---- Data in this exercise
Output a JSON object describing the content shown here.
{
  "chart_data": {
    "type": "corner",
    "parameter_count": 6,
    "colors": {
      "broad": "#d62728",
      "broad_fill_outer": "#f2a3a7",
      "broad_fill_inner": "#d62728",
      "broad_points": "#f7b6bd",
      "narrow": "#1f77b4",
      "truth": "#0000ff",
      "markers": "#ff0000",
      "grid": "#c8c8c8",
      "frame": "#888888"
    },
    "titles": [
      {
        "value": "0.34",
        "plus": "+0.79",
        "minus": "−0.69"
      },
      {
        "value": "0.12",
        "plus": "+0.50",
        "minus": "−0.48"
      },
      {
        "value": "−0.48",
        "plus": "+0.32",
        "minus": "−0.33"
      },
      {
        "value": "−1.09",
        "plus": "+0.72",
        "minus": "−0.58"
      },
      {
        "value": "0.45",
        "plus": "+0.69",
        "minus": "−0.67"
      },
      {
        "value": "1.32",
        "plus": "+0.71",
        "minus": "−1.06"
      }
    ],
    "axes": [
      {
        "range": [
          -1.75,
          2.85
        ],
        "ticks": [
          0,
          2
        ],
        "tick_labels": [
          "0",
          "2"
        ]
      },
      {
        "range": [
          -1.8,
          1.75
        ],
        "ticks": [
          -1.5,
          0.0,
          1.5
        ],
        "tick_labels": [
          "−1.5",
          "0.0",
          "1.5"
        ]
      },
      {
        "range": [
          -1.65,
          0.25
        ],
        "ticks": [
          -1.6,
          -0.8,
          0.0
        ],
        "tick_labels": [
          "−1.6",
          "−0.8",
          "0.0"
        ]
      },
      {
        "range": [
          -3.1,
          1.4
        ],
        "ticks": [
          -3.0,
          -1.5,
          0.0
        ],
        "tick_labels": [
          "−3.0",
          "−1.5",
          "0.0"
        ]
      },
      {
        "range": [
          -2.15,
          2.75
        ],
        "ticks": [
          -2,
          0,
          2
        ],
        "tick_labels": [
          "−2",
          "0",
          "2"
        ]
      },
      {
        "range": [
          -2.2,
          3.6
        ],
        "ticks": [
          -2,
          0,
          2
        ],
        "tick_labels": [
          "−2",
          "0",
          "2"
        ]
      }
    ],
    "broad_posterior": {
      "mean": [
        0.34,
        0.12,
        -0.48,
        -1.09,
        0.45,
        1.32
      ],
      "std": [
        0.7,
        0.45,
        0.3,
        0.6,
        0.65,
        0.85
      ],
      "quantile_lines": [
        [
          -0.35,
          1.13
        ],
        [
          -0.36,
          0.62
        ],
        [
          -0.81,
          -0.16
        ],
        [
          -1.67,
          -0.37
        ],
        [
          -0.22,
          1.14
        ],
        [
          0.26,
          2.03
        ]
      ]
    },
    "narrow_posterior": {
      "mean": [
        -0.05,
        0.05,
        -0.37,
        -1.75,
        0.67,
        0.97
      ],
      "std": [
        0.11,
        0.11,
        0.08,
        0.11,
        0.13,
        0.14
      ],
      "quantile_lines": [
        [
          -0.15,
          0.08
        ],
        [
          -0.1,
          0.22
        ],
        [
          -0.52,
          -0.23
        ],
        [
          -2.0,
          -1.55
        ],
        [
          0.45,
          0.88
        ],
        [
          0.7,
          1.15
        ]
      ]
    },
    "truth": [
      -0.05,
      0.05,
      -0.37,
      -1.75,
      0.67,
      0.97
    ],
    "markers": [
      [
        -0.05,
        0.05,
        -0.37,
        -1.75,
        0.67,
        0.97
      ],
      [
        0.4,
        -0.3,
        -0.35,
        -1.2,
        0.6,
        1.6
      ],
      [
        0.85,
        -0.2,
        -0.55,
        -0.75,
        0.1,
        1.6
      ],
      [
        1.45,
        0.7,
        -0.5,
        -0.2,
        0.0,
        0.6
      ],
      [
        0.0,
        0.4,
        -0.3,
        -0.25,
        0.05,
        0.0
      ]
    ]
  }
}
--------
### Job
Go through the listing above and work out how many lines contain the string "plus". Reply with the number alone.

### Exercise solution
6